(Figure contents as structured data)

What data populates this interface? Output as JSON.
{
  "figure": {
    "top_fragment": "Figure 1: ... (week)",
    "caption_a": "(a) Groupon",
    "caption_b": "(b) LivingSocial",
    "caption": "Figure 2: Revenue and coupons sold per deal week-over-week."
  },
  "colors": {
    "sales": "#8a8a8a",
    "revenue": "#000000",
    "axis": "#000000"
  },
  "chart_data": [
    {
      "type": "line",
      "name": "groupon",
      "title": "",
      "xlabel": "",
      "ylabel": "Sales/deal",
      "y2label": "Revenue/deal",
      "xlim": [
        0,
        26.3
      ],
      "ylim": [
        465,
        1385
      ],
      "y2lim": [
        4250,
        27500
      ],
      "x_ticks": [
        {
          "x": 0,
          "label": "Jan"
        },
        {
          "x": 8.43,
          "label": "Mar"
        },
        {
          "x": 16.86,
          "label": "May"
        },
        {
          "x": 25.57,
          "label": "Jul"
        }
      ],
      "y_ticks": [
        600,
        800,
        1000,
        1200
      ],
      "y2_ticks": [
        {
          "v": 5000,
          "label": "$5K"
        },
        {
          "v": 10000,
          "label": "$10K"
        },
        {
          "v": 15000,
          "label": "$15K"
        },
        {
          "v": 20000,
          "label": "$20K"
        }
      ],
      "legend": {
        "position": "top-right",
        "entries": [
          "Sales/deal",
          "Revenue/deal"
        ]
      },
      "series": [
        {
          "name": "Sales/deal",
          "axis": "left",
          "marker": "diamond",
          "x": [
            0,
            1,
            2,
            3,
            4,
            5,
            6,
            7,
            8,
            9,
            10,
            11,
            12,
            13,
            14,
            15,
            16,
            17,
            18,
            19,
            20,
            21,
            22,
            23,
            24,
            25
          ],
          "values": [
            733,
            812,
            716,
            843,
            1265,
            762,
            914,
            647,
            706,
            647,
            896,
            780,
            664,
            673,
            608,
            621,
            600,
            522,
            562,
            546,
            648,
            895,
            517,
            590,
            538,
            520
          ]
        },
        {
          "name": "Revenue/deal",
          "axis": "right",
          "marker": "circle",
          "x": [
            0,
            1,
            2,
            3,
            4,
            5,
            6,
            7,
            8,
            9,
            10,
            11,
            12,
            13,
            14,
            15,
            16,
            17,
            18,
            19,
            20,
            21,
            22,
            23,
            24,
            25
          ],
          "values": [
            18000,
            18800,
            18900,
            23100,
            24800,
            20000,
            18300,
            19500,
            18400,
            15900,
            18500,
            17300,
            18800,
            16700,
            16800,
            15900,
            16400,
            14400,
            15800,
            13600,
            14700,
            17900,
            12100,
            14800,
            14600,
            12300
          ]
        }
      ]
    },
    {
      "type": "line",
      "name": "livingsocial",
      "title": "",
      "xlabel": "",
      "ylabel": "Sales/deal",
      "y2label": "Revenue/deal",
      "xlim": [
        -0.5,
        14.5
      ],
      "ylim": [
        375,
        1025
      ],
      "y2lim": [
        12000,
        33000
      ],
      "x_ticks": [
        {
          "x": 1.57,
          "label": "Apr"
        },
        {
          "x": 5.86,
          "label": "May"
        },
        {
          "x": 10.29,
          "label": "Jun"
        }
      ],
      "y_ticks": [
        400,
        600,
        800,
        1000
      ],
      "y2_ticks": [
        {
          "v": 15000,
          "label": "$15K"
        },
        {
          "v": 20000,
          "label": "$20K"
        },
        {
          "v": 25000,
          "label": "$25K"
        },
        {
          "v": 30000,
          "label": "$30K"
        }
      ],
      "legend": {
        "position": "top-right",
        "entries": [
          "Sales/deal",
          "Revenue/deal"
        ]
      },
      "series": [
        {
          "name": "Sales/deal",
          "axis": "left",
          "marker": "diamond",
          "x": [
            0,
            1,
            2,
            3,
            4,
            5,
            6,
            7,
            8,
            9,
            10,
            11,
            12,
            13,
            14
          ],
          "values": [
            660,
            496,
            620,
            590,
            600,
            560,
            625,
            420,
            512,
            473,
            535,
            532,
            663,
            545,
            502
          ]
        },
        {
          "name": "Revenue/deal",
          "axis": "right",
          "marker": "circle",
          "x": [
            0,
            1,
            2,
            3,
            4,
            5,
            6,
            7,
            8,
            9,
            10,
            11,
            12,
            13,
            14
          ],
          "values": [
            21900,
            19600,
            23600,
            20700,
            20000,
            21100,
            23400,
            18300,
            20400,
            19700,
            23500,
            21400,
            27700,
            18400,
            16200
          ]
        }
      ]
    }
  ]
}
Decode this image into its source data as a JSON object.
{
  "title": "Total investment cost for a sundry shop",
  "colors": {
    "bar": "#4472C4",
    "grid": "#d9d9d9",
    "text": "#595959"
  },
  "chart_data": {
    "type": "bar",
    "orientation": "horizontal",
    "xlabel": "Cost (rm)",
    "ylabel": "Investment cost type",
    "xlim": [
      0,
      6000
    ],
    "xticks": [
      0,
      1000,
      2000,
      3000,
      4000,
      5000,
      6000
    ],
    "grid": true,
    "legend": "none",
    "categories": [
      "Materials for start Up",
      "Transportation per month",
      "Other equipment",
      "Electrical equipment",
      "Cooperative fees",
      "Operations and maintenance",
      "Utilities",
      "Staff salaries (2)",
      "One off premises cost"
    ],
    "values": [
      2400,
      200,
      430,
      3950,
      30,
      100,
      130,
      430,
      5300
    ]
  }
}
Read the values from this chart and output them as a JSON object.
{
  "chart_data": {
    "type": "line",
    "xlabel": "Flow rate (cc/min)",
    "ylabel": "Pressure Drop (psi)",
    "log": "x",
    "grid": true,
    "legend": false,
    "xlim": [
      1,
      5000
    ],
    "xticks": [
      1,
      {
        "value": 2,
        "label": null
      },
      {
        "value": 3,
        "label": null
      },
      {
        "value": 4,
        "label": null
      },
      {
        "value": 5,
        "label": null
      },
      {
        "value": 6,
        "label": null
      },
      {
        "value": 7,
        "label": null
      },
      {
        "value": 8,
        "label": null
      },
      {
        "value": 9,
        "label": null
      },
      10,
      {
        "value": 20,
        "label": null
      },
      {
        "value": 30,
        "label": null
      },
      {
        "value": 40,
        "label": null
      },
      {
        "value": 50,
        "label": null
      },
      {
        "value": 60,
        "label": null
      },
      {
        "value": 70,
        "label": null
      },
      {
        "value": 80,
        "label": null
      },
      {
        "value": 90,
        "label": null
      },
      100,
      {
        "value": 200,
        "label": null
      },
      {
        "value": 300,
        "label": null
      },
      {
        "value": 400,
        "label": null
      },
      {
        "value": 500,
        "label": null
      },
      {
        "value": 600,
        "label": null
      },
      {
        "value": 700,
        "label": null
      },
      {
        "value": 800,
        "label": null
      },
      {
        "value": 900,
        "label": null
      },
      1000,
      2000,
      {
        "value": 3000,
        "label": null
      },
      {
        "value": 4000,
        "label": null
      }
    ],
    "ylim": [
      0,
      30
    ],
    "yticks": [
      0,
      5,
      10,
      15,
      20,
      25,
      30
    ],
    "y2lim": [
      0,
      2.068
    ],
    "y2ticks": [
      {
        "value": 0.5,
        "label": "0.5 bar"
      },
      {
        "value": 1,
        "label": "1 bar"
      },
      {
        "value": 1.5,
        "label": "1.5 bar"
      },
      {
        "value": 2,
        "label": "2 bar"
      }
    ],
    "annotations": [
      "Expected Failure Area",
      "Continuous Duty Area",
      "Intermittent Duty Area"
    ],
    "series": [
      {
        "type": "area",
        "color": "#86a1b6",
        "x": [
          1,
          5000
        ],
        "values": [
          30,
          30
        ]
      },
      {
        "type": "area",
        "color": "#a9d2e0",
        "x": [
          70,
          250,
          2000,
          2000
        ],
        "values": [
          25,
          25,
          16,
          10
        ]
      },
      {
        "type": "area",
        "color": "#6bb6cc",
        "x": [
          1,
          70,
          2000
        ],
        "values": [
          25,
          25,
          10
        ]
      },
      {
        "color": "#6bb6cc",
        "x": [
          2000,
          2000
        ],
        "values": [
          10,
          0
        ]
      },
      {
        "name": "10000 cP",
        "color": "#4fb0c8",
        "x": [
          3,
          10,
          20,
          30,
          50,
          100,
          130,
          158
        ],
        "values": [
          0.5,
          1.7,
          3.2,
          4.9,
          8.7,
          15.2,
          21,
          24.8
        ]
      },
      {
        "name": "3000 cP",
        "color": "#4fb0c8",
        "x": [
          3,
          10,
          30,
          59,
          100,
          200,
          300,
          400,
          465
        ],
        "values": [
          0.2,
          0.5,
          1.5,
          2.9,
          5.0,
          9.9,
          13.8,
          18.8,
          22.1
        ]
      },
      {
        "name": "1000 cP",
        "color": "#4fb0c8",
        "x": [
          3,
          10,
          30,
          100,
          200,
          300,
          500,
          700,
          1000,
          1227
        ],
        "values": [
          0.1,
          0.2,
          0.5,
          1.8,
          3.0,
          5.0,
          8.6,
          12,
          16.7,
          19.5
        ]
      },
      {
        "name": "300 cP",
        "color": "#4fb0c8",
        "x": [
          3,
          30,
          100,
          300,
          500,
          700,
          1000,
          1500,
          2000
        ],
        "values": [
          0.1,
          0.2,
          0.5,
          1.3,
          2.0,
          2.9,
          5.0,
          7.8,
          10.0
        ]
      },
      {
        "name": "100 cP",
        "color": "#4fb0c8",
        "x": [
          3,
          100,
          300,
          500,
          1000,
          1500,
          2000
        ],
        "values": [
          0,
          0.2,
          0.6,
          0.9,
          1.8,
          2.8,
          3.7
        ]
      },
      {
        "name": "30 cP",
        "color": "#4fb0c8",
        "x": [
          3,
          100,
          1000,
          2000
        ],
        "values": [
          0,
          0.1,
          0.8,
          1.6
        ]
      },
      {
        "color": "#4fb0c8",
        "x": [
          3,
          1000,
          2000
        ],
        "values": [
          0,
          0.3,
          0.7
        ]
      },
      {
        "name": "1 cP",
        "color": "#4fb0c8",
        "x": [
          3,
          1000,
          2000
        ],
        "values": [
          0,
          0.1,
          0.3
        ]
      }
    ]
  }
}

▶ SHORT TASK: Extract all lines containing the word "this".

▶ FINISHED ANSWER:
What data populates this interface? Output as JSON.
Decode this image into its source data as a JSON object.
Read the values from this chart and output them as a JSON object.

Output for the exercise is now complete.